» **Written task**: Locate each line of the material that contains "werden", then return it.

» **Recorded data**:
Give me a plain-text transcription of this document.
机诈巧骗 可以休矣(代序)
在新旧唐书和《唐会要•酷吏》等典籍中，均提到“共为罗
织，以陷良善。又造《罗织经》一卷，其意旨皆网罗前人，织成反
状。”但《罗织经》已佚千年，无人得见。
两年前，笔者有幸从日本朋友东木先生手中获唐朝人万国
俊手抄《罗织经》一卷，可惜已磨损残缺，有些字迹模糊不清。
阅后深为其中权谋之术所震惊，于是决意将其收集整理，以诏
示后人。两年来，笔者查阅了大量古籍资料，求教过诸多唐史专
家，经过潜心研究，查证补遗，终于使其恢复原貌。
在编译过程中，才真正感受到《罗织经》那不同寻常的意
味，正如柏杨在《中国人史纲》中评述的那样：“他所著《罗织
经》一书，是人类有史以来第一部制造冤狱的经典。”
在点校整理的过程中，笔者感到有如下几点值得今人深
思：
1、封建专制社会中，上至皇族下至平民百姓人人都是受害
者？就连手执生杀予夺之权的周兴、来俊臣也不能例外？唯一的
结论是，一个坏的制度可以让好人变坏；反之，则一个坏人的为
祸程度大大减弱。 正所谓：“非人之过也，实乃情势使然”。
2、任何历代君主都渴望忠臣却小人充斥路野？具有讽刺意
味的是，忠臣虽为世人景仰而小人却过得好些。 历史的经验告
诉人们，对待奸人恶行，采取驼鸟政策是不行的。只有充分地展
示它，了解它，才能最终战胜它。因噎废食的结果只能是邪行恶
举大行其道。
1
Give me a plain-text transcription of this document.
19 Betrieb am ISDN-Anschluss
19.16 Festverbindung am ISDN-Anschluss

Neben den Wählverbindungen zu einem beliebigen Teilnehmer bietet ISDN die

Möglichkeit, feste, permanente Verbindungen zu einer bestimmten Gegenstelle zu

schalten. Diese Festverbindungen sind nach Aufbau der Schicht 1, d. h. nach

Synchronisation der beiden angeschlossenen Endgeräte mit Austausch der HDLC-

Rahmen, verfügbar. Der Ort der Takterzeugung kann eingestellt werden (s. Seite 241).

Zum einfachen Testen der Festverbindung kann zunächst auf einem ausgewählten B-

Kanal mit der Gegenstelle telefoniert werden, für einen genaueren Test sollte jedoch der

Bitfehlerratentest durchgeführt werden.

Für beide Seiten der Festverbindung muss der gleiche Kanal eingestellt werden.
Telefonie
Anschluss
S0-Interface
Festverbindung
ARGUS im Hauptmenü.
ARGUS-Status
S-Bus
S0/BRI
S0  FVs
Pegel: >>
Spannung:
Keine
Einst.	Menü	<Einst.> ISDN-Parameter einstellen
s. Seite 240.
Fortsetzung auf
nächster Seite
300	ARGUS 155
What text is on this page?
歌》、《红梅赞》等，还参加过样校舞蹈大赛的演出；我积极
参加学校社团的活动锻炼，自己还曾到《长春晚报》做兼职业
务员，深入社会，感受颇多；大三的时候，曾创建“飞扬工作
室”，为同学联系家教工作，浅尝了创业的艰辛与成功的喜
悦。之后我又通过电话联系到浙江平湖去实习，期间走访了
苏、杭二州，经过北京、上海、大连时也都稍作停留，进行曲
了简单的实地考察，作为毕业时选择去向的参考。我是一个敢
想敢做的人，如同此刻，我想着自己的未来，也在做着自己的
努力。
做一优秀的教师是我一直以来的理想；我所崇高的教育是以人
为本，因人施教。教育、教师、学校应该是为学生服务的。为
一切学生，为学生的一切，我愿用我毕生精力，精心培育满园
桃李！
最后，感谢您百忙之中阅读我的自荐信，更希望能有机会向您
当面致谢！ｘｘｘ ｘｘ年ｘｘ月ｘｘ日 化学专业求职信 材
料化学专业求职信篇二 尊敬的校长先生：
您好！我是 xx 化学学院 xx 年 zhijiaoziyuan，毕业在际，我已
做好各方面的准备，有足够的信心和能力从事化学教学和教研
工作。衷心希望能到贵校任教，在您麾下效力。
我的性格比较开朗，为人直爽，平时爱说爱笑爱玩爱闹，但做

» **The response**:
Rahmen, verfügbar. Der Ort der Takterzeugung kann eingestellt werden (s. Seite 241).
Kanal mit der Gegenstelle telefoniert werden, für einen genaueren Test sollte jedoch der
Bitfehlerratentest durchgeführt werden.
Für beide Seiten der Festverbindung muss der gleiche Kanal eingestellt werden.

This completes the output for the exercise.